» LISTED RECORDS
>> start
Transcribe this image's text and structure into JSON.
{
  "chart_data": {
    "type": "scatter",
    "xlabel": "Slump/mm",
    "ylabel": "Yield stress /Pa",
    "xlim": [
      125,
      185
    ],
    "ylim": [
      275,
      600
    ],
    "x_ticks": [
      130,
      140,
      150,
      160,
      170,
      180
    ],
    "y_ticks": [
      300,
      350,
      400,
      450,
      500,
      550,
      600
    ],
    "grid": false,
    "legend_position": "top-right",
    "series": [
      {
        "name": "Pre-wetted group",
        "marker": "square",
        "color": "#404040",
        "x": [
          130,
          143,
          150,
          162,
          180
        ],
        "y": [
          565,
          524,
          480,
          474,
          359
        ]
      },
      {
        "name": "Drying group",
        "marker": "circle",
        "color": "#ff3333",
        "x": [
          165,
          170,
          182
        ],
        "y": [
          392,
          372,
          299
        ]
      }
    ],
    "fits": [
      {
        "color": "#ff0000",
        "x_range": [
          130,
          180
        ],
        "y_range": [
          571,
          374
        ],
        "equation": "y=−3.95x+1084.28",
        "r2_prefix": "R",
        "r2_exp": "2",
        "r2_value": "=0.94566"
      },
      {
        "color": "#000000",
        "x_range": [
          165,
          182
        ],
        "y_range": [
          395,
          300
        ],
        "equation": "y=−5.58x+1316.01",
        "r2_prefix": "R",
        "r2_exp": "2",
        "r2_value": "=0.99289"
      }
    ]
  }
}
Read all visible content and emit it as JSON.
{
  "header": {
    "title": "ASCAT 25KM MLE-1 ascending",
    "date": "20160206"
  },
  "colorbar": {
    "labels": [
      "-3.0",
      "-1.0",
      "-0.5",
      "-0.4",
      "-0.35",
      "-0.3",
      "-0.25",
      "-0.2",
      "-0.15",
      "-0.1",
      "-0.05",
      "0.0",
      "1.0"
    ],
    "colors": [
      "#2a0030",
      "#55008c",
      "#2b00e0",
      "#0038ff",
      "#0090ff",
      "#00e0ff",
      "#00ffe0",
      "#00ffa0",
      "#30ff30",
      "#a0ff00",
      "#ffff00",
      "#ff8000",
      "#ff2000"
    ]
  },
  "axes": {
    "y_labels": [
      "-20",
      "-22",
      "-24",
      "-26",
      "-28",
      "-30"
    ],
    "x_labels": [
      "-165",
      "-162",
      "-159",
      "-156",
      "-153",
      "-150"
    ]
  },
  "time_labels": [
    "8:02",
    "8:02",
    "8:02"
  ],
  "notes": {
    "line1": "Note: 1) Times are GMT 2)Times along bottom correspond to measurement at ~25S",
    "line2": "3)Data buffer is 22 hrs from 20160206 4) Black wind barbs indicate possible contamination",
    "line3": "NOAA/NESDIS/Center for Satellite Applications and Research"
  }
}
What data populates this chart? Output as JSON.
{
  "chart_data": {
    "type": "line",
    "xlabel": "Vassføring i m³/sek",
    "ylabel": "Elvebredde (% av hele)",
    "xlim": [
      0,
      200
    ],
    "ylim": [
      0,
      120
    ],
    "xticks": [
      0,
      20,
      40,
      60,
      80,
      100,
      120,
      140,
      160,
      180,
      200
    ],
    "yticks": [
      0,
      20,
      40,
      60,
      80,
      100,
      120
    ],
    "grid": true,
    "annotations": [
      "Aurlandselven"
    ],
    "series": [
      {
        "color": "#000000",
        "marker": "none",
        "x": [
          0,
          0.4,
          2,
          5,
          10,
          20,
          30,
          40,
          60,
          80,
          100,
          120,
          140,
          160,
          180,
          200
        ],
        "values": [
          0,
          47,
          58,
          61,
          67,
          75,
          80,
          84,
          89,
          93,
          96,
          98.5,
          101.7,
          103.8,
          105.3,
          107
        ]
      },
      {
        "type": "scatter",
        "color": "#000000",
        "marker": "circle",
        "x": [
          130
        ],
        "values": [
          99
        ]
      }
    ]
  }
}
>> end
» PROBLEM DESCRIPTION
Copy all the records above precisely.

» FULL SOLUTION
Transcribe this image's text and structure into JSON.
{
  "chart_data": {
    "type": "scatter",
    "xlabel": "Slump/mm",
    "ylabel": "Yield stress /Pa",
    "xlim": [
      125,
      185
    ],
    "ylim": [
      275,
      600
    ],
    "x_ticks": [
      130,
      140,
      150,
      160,
      170,
      180
    ],
    "y_ticks": [
      300,
      350,
      400,
      450,
      500,
      550,
      600
    ],
    "grid": false,
    "legend_position": "top-right",
    "series": [
      {
        "name": "Pre-wetted group",
        "marker": "square",
        "color": "#404040",
        "x": [
          130,
          143,
          150,
          162,
          180
        ],
        "y": [
          565,
          524,
          480,
          474,
          359
        ]
      },
      {
        "name": "Drying group",
        "marker": "circle",
        "color": "#ff3333",
        "x": [
          165,
          170,
          182
        ],
        "y": [
          392,
          372,
          299
        ]
      }
    ],
    "fits": [
      {
        "color": "#ff0000",
        "x_range": [
          130,
          180
        ],
        "y_range": [
          571,
          374
        ],
        "equation": "y=−3.95x+1084.28",
        "r2_prefix": "R",
        "r2_exp": "2",
        "r2_value": "=0.94566"
      },
      {
        "color": "#000000",
        "x_range": [
          165,
          182
        ],
        "y_range": [
          395,
          300
        ],
        "equation": "y=−5.58x+1316.01",
        "r2_prefix": "R",
        "r2_exp": "2",
        "r2_value": "=0.99289"
      }
    ]
  }
}
Read all visible content and emit it as JSON.
{
  "header": {
    "title": "ASCAT 25KM MLE-1 ascending",
    "date": "20160206"
  },
  "colorbar": {
    "labels": [
      "-3.0",
      "-1.0",
      "-0.5",
      "-0.4",
      "-0.35",
      "-0.3",
      "-0.25",
      "-0.2",
      "-0.15",
      "-0.1",
      "-0.05",
      "0.0",
      "1.0"
    ],
    "colors": [
      "#2a0030",
      "#55008c",
      "#2b00e0",
      "#0038ff",
      "#0090ff",
      "#00e0ff",
      "#00ffe0",
      "#00ffa0",
      "#30ff30",
      "#a0ff00",
      "#ffff00",
      "#ff8000",
      "#ff2000"
    ]
  },
  "axes": {
    "y_labels": [
      "-20",
      "-22",
      "-24",
      "-26",
      "-28",
      "-30"
    ],
    "x_labels": [
      "-165",
      "-162",
      "-159",
      "-156",
      "-153",
      "-150"
    ]
  },
  "time_labels": [
    "8:02",
    "8:02",
    "8:02"
  ],
  "notes": {
    "line1": "Note: 1) Times are GMT 2)Times along bottom correspond to measurement at ~25S",
    "line2": "3)Data buffer is 22 hrs from 20160206 4) Black wind barbs indicate possible contamination",
    "line3": "NOAA/NESDIS/Center for Satellite Applications and Research"
  }
}
What data populates this chart? Output as JSON.
{
  "chart_data": {
    "type": "line",
    "xlabel": "Vassføring i m³/sek",
    "ylabel": "Elvebredde (% av hele)",
    "xlim": [
      0,
      200
    ],
    "ylim": [
      0,
      120
    ],
    "xticks": [
      0,
      20,
      40,
      60,
      80,
      100,
      120,
      140,
      160,
      180,
      200
    ],
    "yticks": [
      0,
      20,
      40,
      60,
      80,
      100,
      120
    ],
    "grid": true,
    "annotations": [
      "Aurlandselven"
    ],
    "series": [
      {
        "color": "#000000",
        "marker": "none",
        "x": [
          0,
          0.4,
          2,
          5,
          10,
          20,
          30,
          40,
          60,
          80,
          100,
          120,
          140,
          160,
          180,
          200
        ],
        "values": [
          0,
          47,
          58,
          61,
          67,
          75,
          80,
          84,
          89,
          93,
          96,
          98.5,
          101.7,
          103.8,
          105.3,
          107
        ]
      },
      {
        "type": "scatter",
        "color": "#000000",
        "marker": "circle",
        "x": [
          130
        ],
        "values": [
          99
        ]
      }
    ]
  }
}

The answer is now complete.